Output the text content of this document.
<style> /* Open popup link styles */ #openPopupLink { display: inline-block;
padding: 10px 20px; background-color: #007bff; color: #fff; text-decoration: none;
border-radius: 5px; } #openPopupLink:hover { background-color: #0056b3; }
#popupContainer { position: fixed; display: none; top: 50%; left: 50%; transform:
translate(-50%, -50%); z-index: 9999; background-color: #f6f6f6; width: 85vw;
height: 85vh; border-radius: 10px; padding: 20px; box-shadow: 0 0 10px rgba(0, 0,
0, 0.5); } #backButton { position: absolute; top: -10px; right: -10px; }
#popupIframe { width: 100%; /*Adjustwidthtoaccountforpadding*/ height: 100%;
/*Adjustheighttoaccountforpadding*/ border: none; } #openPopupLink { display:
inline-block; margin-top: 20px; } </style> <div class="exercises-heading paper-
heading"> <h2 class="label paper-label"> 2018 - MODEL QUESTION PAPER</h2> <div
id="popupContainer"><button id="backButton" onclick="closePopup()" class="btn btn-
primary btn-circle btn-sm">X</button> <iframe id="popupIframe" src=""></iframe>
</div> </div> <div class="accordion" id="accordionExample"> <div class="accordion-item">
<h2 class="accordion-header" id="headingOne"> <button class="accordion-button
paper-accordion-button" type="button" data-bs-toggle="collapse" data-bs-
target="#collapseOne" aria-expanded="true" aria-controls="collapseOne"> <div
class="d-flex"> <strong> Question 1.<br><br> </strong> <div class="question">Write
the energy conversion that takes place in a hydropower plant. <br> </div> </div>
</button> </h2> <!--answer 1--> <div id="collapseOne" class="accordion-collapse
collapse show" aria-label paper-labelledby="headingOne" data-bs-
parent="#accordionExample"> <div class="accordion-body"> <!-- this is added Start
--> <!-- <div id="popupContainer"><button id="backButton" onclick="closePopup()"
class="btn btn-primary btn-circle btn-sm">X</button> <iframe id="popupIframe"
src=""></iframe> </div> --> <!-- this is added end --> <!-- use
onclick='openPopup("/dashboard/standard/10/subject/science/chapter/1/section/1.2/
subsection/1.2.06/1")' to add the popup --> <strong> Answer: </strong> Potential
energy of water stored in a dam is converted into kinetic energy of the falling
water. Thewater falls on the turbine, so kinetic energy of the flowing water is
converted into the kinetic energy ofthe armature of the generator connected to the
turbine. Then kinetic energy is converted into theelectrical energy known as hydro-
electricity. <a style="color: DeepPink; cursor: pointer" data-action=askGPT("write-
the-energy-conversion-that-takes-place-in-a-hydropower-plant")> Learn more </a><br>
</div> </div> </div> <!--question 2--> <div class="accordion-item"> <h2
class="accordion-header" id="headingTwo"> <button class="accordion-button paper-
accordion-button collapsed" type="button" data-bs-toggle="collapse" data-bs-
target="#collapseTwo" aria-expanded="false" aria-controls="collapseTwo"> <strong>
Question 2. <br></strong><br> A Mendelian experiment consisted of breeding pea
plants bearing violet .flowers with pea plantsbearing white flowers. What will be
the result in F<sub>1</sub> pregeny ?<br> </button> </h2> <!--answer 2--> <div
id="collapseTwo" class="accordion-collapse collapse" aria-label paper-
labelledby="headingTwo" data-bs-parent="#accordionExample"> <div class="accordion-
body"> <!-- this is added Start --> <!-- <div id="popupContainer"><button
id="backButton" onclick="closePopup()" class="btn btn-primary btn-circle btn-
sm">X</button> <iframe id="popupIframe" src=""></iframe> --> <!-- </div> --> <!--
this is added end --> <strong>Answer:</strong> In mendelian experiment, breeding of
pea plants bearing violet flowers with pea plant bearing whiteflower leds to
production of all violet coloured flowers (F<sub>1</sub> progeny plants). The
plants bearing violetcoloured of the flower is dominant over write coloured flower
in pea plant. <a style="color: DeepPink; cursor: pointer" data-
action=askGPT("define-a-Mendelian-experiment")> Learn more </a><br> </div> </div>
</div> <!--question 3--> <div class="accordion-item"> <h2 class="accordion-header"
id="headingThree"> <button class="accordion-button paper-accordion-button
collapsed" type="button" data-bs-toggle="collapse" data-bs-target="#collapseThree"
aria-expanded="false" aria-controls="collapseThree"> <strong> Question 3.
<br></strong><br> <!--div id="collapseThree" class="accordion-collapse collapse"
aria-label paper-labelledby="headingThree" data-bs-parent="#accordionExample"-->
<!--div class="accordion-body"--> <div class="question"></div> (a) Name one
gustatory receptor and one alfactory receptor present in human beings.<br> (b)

────────────────────────────────────────

Problem details:
Copy the material above verbatim.

Written solution:
Output the text content of this document.
<style> /* Open popup link styles */ #openPopupLink { display: inline-block;
padding: 10px 20px; background-color: #007bff; color: #fff; text-decoration: none;
border-radius: 5px; } #openPopupLink:hover { background-color: #0056b3; }
#popupContainer { position: fixed; display: none; top: 50%; left: 50%; transform:
translate(-50%, -50%); z-index: 9999; background-color: #f6f6f6; width: 85vw;
height: 85vh; border-radius: 10px; padding: 20px; box-shadow: 0 0 10px rgba(0, 0,
0, 0.5); } #backButton { position: absolute; top: -10px; right: -10px; }
#popupIframe { width: 100%; /*Adjustwidthtoaccountforpadding*/ height: 100%;
/*Adjustheighttoaccountforpadding*/ border: none; } #openPopupLink { display:
inline-block; margin-top: 20px; } </style> <div class="exercises-heading paper-
heading"> <h2 class="label paper-label"> 2018 - MODEL QUESTION PAPER</h2> <div
id="popupContainer"><button id="backButton" onclick="closePopup()" class="btn btn-
primary btn-circle btn-sm">X</button> <iframe id="popupIframe" src=""></iframe>
</div> </div> <div class="accordion" id="accordionExample"> <div class="accordion-item">
<h2 class="accordion-header" id="headingOne"> <button class="accordion-button
paper-accordion-button" type="button" data-bs-toggle="collapse" data-bs-
target="#collapseOne" aria-expanded="true" aria-controls="collapseOne"> <div
class="d-flex"> <strong> Question 1.<br><br> </strong> <div class="question">Write
the energy conversion that takes place in a hydropower plant. <br> </div> </div>
</button> </h2> <!--answer 1--> <div id="collapseOne" class="accordion-collapse
collapse show" aria-label paper-labelledby="headingOne" data-bs-
parent="#accordionExample"> <div class="accordion-body"> <!-- this is added Start
--> <!-- <div id="popupContainer"><button id="backButton" onclick="closePopup()"
class="btn btn-primary btn-circle btn-sm">X</button> <iframe id="popupIframe"
src=""></iframe> </div> --> <!-- this is added end --> <!-- use
onclick='openPopup("/dashboard/standard/10/subject/science/chapter/1/section/1.2/
subsection/1.2.06/1")' to add the popup --> <strong> Answer: </strong> Potential
energy of water stored in a dam is converted into kinetic energy of the falling
water. Thewater falls on the turbine, so kinetic energy of the flowing water is
converted into the kinetic energy ofthe armature of the generator connected to the
turbine. Then kinetic energy is converted into theelectrical energy known as hydro-
electricity. <a style="color: DeepPink; cursor: pointer" data-action=askGPT("write-
the-energy-conversion-that-takes-place-in-a-hydropower-plant")> Learn more </a><br>
</div> </div> </div> <!--question 2--> <div class="accordion-item"> <h2
class="accordion-header" id="headingTwo"> <button class="accordion-button paper-
accordion-button collapsed" type="button" data-bs-toggle="collapse" data-bs-
target="#collapseTwo" aria-expanded="false" aria-controls="collapseTwo"> <strong>
Question 2. <br></strong><br> A Mendelian experiment consisted of breeding pea
plants bearing violet .flowers with pea plantsbearing white flowers. What will be
the result in F<sub>1</sub> pregeny ?<br> </button> </h2> <!--answer 2--> <div
id="collapseTwo" class="accordion-collapse collapse" aria-label paper-
labelledby="headingTwo" data-bs-parent="#accordionExample"> <div class="accordion-
body"> <!-- this is added Start --> <!-- <div id="popupContainer"><button
id="backButton" onclick="closePopup()" class="btn btn-primary btn-circle btn-
sm">X</button> <iframe id="popupIframe" src=""></iframe> --> <!-- </div> --> <!--
this is added end --> <strong>Answer:</strong> In mendelian experiment, breeding of
pea plants bearing violet flowers with pea plant bearing whiteflower leds to
production of all violet coloured flowers (F<sub>1</sub> progeny plants). The
plants bearing violetcoloured of the flower is dominant over write coloured flower
in pea plant. <a style="color: DeepPink; cursor: pointer" data-
action=askGPT("define-a-Mendelian-experiment")> Learn more </a><br> </div> </div>
</div> <!--question 3--> <div class="accordion-item"> <h2 class="accordion-header"
id="headingThree"> <button class="accordion-button paper-accordion-button
collapsed" type="button" data-bs-toggle="collapse" data-bs-target="#collapseThree"
aria-expanded="false" aria-controls="collapseThree"> <strong> Question 3.
<br></strong><br> <!--div id="collapseThree" class="accordion-collapse collapse"
aria-label paper-labelledby="headingThree" data-bs-parent="#accordionExample"-->
<!--div class="accordion-body"--> <div class="question"></div> (a) Name one
gustatory receptor and one alfactory receptor present in human beings.<br> (b)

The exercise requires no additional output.